(Dataset records)

———

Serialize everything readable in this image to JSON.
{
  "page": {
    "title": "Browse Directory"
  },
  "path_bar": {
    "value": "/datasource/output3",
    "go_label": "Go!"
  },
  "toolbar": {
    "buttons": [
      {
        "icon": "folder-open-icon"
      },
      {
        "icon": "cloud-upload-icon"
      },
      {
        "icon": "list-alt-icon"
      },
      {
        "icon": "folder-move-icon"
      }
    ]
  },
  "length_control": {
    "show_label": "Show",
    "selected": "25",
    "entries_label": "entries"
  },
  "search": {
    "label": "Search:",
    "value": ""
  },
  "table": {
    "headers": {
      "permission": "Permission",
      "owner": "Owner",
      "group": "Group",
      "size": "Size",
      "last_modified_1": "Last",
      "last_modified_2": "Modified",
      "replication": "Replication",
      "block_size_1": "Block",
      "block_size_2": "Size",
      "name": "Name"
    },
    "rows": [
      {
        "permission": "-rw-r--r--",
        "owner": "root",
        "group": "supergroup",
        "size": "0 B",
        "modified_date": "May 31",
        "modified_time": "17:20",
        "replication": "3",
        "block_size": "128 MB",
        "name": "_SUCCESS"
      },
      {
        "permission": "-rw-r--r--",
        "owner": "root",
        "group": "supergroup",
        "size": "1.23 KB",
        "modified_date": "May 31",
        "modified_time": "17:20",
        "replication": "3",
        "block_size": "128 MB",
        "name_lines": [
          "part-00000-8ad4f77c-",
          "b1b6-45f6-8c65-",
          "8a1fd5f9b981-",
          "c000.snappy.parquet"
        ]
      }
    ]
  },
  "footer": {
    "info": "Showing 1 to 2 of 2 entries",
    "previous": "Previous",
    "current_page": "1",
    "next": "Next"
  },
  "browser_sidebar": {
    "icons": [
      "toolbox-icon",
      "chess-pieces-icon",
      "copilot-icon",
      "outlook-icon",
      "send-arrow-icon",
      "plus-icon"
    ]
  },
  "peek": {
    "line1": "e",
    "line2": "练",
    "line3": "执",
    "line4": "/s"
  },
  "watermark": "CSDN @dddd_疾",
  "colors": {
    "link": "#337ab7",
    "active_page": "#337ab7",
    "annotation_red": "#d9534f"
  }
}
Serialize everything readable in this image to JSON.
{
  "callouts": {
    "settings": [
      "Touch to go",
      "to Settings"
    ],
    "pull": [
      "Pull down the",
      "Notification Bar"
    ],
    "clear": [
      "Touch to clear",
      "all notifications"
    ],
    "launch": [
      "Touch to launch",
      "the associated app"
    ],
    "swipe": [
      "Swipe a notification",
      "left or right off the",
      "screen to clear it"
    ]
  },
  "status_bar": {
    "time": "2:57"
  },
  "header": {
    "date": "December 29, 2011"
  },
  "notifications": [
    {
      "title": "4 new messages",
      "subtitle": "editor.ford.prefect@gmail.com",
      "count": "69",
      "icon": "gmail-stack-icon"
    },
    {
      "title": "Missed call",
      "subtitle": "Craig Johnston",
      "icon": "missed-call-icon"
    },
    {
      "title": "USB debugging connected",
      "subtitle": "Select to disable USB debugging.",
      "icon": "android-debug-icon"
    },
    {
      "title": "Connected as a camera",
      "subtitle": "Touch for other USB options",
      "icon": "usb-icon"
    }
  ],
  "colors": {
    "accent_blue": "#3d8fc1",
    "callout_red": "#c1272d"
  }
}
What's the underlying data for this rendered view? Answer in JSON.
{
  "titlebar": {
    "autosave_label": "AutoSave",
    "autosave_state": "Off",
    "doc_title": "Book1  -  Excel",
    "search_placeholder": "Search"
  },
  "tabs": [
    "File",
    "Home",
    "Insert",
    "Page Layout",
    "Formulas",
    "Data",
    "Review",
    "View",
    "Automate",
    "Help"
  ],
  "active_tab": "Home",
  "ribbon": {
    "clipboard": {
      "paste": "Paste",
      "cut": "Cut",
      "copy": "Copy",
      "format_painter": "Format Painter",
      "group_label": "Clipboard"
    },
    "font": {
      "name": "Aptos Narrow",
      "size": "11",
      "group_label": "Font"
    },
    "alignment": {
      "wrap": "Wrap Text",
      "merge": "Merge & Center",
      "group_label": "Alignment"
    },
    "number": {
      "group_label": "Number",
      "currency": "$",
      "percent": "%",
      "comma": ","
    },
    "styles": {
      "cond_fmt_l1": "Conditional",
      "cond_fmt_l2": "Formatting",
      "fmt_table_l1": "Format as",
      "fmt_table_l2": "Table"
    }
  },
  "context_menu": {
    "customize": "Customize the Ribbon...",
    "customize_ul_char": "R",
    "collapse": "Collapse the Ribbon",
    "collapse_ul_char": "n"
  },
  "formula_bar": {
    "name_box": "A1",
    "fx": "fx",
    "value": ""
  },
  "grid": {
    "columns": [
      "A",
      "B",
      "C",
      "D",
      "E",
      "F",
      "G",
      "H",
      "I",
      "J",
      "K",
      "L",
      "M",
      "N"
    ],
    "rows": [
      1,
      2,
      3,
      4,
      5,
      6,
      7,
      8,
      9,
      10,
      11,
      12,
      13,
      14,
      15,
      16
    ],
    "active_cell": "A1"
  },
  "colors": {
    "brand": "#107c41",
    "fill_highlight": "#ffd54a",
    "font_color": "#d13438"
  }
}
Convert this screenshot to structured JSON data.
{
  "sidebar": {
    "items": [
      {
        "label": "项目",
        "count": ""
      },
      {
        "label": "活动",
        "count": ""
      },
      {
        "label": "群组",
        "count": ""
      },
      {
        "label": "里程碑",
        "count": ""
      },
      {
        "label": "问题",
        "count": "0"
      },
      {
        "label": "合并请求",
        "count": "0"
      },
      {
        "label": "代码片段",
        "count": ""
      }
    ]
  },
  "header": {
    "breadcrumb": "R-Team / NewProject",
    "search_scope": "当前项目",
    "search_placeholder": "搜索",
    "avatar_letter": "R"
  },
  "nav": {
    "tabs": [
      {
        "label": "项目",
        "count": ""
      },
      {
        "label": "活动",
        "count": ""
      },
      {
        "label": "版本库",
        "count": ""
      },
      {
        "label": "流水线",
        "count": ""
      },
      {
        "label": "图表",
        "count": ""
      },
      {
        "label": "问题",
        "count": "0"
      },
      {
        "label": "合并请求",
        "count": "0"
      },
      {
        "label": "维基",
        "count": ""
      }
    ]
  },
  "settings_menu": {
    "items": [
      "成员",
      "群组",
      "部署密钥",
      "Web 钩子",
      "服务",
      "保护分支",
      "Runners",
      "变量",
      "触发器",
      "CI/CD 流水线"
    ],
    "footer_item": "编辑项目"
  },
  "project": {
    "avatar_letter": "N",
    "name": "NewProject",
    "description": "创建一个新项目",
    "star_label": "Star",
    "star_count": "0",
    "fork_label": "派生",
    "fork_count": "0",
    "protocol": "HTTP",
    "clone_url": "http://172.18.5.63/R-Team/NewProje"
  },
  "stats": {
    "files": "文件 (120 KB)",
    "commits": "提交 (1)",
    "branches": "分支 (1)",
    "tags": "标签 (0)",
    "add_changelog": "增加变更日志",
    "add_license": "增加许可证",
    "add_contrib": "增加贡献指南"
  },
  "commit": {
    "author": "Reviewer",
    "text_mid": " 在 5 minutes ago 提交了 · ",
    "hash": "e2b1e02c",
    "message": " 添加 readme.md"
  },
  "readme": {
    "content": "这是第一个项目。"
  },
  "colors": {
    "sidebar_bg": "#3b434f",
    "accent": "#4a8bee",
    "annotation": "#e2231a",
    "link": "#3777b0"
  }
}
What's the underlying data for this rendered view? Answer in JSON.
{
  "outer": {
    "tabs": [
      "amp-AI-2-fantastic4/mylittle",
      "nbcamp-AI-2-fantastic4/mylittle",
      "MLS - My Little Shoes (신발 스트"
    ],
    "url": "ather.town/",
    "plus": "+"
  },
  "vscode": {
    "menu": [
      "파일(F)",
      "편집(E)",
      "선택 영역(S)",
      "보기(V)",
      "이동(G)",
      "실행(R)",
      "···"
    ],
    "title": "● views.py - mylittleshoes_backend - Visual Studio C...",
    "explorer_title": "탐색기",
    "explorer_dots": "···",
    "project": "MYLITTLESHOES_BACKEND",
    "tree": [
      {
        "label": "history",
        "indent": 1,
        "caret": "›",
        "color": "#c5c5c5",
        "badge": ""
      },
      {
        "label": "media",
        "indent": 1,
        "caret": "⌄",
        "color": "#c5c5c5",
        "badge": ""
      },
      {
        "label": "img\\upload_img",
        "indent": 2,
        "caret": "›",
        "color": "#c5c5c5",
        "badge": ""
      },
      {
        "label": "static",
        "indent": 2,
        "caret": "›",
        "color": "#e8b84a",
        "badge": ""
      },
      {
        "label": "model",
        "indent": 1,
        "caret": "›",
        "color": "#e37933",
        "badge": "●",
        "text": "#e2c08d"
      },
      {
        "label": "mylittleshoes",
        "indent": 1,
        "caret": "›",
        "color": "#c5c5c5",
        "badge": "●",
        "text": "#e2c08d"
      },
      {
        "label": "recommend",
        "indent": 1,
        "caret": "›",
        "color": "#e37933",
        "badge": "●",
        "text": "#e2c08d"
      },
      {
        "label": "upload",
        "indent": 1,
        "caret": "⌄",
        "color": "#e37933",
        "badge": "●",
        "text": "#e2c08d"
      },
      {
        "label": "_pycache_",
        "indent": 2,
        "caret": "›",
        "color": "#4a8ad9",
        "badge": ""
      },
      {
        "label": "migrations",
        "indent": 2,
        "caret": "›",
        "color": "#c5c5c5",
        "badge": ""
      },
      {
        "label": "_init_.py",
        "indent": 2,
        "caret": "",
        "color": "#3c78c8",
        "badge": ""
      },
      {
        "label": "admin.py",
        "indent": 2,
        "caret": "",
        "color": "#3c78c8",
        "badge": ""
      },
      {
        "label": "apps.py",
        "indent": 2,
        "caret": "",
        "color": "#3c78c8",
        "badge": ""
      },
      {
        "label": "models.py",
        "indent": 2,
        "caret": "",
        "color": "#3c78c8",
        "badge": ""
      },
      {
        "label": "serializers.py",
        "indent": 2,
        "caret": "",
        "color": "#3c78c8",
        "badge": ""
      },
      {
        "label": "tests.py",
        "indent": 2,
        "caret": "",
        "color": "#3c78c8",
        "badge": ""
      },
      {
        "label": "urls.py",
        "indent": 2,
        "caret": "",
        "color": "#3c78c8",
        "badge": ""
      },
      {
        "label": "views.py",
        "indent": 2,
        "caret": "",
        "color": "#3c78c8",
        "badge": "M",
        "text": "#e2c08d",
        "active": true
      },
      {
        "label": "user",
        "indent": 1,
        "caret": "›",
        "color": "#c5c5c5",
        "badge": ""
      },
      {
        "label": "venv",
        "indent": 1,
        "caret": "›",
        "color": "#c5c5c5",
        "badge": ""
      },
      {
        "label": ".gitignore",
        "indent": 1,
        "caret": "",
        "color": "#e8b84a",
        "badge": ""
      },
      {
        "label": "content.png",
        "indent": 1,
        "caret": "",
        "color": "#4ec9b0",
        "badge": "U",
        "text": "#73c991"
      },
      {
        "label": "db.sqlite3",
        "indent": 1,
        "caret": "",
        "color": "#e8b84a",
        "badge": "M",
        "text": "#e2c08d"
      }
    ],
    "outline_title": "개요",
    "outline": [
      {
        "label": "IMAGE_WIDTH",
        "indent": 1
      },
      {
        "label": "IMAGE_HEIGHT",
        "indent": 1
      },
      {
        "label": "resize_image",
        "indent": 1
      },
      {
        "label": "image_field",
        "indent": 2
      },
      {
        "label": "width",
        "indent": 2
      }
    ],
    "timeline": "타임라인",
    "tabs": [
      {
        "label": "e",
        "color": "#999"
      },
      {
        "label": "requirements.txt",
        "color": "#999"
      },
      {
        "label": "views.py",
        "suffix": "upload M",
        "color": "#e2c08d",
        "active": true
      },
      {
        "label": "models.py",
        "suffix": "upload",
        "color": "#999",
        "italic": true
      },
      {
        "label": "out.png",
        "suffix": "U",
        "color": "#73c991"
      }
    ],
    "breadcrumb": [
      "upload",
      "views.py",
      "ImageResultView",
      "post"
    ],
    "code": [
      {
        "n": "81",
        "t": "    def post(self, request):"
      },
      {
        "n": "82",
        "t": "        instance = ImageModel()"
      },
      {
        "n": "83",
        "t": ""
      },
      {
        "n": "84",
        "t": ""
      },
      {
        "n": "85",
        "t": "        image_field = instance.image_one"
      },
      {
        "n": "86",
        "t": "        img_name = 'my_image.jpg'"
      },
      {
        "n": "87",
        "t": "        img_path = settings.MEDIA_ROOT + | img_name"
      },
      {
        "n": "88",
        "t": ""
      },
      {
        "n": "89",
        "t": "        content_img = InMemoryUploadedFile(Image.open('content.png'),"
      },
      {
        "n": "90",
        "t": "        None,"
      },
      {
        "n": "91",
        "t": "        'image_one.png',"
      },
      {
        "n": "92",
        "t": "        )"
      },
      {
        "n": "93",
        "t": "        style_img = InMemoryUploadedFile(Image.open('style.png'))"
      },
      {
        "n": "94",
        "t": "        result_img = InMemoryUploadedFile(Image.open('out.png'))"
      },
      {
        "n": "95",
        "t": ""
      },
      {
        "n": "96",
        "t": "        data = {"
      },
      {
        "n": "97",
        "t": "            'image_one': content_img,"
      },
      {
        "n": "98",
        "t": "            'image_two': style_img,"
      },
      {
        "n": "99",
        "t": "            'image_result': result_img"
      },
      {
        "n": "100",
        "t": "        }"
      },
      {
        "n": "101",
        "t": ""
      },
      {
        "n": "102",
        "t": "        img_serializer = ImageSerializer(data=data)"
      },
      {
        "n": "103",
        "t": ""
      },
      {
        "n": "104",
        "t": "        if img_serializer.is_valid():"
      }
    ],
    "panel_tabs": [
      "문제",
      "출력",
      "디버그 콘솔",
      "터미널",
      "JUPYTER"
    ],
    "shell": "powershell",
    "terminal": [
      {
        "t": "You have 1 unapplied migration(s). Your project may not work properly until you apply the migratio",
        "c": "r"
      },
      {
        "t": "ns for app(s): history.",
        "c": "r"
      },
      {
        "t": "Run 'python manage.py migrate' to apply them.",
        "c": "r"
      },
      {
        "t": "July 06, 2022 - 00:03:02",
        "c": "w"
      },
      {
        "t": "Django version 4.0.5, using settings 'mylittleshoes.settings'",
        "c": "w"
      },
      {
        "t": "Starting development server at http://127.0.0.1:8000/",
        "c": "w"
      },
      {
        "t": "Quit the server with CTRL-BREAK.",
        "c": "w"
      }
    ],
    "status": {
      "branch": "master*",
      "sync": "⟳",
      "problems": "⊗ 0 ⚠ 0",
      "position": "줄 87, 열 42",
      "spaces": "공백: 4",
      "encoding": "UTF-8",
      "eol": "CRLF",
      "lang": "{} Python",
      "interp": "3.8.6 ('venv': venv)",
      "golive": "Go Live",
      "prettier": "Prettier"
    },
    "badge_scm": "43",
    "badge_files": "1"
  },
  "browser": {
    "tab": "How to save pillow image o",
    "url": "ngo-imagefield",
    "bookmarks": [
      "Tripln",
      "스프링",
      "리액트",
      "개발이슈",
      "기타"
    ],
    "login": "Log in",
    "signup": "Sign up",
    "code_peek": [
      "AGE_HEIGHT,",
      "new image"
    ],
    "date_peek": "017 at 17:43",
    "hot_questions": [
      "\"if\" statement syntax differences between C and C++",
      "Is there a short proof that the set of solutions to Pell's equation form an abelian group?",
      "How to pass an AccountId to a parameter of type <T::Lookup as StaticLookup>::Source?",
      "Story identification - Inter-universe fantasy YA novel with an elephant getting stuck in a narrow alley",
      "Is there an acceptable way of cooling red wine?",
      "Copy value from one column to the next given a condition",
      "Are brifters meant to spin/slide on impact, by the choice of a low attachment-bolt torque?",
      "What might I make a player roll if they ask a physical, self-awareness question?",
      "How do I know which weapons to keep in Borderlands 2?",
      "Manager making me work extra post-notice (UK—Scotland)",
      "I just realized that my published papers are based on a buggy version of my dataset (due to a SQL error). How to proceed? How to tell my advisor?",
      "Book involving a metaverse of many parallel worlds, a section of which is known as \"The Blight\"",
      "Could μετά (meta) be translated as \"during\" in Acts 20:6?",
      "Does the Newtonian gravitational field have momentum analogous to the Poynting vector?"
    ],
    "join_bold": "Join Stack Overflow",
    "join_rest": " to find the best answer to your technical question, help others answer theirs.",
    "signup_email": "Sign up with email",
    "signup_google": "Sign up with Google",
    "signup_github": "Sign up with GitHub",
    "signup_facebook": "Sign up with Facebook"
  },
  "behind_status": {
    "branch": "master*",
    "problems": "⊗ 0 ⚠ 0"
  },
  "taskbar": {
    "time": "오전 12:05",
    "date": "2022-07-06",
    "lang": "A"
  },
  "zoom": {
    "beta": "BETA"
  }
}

———

## Short problem
Count up every line above that has the word "subtitle" in it; answer with the number alone.

## Final result
4